_What you need to do:_ Within the listing below, locate all lines containing the word "এমনক". Copy each one.

_Entries provided:_

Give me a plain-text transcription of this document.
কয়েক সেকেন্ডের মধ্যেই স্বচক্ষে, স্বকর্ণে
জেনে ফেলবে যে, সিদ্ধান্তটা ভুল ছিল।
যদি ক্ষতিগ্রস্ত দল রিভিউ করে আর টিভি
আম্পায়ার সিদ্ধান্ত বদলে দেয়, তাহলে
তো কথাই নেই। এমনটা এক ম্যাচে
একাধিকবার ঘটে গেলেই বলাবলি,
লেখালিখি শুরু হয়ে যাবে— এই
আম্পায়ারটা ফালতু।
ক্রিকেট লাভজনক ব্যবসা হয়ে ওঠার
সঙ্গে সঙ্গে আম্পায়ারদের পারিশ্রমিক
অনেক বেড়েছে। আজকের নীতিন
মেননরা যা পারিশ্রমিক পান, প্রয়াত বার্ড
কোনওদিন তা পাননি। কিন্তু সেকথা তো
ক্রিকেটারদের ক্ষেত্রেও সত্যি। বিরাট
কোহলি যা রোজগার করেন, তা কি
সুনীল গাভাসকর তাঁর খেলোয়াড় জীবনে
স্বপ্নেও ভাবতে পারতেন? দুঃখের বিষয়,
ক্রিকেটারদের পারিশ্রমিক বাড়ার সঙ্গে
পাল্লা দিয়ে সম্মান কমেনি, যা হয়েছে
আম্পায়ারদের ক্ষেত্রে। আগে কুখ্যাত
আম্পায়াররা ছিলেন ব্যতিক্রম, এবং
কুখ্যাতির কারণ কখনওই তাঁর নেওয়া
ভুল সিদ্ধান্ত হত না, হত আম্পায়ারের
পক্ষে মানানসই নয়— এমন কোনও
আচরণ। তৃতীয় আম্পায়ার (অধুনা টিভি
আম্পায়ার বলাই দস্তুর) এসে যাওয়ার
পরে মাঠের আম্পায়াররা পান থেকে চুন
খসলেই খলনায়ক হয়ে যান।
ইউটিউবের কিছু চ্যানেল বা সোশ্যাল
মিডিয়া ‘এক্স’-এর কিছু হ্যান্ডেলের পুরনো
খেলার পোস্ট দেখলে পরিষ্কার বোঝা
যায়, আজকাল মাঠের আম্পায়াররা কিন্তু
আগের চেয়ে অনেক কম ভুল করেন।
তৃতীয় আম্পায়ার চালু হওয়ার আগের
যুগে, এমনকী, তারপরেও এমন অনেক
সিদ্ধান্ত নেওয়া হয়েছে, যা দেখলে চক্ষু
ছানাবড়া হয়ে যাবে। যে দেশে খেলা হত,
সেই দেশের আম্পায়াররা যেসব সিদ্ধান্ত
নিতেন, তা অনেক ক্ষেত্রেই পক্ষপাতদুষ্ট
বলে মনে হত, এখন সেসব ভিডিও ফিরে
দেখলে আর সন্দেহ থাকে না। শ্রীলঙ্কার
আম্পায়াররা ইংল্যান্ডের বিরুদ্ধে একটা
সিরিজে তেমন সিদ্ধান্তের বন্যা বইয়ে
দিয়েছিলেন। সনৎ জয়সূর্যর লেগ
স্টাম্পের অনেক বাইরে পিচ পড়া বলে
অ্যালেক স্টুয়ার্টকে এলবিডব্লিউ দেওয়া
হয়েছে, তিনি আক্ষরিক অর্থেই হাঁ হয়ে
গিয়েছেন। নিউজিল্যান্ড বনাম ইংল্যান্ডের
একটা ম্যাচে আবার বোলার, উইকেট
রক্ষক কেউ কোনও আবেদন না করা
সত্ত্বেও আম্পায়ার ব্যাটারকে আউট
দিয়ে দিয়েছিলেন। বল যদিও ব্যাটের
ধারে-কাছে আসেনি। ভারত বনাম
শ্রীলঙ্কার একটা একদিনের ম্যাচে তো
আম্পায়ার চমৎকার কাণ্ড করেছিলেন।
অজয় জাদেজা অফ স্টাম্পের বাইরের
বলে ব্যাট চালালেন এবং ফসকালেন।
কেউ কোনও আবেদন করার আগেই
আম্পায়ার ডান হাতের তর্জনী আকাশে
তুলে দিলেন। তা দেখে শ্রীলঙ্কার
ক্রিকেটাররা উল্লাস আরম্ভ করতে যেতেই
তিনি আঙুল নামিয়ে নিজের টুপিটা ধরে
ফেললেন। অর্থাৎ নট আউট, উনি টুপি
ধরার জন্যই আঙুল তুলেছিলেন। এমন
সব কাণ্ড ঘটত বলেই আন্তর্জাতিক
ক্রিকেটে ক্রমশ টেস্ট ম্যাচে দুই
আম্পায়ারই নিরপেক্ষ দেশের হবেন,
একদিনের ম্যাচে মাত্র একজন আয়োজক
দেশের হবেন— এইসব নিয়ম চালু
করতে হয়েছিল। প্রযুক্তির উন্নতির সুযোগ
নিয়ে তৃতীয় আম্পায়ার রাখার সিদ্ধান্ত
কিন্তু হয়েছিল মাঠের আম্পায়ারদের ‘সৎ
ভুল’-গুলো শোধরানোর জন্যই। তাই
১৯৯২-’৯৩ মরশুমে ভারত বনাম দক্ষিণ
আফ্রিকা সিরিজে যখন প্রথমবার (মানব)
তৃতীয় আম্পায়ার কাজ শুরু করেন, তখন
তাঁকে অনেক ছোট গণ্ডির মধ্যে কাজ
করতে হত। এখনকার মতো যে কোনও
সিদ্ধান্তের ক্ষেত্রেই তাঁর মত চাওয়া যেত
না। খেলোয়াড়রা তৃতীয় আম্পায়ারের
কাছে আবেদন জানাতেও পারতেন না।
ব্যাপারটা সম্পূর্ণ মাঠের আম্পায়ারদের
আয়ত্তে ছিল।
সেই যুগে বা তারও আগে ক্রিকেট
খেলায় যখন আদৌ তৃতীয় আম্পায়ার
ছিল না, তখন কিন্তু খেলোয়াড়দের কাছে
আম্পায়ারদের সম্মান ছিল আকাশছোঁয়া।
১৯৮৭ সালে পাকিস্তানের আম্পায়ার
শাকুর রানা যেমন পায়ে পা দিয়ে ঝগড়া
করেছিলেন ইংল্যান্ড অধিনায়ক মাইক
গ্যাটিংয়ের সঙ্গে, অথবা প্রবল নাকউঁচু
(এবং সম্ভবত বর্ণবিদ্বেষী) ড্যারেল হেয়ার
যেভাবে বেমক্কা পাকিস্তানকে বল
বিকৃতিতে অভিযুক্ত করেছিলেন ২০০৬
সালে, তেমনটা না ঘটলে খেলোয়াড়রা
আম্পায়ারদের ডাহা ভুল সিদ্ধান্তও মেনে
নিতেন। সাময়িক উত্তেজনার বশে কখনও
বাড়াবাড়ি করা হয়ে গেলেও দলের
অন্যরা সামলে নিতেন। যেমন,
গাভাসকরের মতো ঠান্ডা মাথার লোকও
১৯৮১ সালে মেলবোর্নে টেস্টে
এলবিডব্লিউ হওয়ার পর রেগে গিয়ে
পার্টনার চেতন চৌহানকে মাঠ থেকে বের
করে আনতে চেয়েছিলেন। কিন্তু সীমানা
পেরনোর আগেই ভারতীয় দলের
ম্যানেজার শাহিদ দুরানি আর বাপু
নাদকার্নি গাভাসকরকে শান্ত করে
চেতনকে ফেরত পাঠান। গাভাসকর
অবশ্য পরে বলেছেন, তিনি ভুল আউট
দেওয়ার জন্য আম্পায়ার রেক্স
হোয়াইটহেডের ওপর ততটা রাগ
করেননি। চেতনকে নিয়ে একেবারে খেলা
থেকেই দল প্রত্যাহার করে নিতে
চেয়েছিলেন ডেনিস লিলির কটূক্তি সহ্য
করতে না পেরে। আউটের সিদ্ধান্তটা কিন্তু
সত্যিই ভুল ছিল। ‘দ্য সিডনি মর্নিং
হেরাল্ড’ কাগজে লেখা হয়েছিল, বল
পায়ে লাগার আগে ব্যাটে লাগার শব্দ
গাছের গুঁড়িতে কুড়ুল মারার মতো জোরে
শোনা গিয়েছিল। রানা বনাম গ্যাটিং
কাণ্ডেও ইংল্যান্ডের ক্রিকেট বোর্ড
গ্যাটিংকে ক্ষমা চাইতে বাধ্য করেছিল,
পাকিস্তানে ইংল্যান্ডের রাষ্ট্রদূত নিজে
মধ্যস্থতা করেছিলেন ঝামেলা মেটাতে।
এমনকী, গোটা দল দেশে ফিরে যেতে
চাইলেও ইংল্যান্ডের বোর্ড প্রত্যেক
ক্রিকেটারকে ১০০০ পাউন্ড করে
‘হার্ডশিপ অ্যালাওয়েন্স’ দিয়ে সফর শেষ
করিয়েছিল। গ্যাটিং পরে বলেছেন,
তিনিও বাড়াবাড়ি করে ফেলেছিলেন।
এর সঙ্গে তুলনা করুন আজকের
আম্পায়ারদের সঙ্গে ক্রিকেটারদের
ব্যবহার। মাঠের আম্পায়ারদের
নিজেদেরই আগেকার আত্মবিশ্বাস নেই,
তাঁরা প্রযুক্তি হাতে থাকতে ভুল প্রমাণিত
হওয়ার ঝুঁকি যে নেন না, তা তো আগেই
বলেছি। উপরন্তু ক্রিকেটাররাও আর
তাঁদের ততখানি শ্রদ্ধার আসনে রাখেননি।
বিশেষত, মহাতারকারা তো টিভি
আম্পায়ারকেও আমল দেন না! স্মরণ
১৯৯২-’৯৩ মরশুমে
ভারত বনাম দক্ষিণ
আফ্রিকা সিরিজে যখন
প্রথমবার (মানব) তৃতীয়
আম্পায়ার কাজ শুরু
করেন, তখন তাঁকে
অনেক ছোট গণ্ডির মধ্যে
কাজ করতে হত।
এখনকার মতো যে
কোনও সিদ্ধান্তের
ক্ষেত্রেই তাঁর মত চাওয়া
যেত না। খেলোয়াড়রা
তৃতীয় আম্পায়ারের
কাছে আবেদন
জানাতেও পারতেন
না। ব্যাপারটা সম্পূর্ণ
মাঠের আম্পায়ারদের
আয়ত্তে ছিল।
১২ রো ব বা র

_Exercise solution:_
যুগে, এমনকী, তারপরেও এমন অনেক
এমনকী, গোটা দল দেশে ফিরে যেতে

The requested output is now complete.